## PROBLEM DETAILS
Pull each line containing "Find" out of the data and copy it.

## WORKING DATA
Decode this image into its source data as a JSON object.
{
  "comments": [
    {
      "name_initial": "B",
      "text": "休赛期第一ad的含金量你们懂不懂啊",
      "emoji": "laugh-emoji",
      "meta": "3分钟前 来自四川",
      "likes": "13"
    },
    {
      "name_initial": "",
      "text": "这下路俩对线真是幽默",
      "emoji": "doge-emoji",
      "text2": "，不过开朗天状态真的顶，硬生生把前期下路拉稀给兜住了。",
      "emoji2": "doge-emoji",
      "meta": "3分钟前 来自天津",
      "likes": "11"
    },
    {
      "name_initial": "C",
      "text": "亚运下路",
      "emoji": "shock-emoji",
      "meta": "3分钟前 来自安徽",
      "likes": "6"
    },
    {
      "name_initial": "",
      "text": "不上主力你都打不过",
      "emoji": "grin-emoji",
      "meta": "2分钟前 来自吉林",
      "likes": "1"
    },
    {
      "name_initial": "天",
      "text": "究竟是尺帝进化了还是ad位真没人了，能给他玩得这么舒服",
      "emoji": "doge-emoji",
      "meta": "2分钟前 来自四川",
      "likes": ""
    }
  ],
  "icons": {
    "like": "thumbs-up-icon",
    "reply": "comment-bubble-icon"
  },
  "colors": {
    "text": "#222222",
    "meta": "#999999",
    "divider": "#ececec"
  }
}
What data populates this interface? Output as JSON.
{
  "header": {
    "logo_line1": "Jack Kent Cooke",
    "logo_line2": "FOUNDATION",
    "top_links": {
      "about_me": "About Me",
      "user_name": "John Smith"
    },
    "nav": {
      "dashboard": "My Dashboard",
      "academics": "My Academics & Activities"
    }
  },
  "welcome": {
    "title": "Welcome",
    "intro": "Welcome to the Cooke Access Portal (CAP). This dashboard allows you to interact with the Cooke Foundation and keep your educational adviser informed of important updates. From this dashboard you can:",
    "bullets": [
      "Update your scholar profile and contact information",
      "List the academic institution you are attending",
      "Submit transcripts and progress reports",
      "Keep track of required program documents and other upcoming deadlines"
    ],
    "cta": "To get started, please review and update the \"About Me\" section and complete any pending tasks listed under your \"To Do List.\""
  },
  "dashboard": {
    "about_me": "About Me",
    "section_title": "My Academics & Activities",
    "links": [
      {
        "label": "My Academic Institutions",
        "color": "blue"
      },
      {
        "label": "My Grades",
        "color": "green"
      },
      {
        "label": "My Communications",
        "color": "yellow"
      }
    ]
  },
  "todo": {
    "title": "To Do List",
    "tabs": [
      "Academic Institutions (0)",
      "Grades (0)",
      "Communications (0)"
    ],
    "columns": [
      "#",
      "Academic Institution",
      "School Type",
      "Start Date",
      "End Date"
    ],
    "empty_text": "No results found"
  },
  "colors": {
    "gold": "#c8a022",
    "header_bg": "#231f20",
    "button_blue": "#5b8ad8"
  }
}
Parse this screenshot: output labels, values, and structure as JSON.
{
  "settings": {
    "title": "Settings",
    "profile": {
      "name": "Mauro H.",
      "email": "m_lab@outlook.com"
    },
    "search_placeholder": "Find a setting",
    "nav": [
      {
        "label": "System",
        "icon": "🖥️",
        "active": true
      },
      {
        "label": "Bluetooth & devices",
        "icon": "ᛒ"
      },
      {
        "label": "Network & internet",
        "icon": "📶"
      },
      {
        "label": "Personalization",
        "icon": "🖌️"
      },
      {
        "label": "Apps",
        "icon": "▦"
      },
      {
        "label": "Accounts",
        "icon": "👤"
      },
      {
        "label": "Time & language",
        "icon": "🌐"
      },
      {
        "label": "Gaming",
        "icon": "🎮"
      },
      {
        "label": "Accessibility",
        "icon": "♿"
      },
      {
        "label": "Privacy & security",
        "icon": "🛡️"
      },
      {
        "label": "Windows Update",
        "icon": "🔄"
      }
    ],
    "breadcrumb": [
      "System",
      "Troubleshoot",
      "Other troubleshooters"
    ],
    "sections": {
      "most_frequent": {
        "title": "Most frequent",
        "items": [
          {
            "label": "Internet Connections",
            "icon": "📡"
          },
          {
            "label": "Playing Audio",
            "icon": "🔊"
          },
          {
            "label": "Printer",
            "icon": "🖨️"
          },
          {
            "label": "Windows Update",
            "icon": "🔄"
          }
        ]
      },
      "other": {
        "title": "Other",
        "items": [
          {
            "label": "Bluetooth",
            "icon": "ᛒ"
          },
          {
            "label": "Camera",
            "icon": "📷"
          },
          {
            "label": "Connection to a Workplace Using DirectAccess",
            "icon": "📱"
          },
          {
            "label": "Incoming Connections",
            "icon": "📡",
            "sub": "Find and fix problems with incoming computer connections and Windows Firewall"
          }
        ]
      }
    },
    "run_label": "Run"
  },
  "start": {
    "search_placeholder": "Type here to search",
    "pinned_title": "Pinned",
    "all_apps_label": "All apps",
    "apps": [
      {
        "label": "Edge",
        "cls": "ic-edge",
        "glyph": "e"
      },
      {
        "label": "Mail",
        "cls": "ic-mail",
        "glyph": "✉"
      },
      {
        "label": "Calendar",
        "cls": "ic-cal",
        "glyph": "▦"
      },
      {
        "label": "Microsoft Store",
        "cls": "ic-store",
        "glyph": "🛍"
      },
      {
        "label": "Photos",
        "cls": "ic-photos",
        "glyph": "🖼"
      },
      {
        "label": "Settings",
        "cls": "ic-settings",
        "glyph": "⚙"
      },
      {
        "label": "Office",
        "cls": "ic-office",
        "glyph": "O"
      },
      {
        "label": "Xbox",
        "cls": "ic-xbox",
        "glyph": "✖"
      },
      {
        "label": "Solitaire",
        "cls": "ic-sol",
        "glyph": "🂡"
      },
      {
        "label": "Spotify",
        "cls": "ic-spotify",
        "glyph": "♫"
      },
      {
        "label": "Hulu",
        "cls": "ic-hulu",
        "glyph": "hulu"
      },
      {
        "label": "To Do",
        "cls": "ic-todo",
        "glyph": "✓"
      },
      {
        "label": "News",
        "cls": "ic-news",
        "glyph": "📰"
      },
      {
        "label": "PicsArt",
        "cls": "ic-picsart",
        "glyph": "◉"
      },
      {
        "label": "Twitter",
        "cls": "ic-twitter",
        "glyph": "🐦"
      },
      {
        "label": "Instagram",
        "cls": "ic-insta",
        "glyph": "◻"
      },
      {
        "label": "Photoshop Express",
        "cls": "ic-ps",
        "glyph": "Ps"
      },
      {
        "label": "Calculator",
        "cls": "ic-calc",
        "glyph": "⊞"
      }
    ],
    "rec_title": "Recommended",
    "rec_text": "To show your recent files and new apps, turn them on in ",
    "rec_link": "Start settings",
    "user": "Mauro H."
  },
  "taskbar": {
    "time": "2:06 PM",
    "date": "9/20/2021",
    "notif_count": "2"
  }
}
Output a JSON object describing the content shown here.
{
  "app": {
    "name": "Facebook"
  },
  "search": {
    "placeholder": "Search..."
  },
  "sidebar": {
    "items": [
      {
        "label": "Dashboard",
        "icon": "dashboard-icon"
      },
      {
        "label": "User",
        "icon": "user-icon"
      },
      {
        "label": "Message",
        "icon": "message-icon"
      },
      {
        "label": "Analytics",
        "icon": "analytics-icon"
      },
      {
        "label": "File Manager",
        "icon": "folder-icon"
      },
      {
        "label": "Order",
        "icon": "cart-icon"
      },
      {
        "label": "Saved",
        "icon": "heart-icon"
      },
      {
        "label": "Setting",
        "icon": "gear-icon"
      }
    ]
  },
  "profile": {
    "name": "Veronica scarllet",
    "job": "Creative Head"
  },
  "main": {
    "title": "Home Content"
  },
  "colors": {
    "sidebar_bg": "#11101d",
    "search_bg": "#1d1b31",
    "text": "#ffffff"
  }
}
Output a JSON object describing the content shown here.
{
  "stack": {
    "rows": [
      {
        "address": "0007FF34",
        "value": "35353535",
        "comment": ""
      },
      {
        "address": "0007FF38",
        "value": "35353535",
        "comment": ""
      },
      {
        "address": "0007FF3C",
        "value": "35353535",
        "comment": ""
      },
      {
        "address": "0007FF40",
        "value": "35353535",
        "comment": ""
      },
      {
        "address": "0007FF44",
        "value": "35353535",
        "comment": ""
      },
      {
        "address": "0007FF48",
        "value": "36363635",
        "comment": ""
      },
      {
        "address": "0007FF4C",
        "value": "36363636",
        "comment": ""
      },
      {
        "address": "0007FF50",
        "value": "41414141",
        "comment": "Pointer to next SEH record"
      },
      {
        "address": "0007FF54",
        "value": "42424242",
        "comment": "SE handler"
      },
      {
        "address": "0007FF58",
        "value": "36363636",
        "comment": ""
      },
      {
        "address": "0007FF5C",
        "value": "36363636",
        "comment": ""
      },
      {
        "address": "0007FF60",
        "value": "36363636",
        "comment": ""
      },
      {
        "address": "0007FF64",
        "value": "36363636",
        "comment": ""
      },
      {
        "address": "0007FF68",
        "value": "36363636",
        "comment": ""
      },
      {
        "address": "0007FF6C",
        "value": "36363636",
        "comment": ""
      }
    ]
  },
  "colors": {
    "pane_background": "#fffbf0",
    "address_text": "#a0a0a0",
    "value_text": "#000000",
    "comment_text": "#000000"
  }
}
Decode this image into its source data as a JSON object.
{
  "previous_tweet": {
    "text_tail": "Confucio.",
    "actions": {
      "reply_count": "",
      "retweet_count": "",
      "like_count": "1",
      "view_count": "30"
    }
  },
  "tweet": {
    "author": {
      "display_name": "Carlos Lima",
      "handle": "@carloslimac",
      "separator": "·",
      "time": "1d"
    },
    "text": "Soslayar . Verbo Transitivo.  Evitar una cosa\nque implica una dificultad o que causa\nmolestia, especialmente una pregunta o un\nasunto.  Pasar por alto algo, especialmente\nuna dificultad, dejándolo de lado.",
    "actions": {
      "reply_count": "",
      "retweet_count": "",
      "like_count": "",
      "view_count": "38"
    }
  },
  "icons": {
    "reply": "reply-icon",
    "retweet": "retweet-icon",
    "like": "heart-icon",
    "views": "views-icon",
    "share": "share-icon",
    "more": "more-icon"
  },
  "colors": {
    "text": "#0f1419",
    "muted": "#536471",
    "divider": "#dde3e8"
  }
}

## WORKED ANSWER
    "search_placeholder": "Find a setting",
            "sub": "Find and fix problems with incoming computer connections and Windows Firewall"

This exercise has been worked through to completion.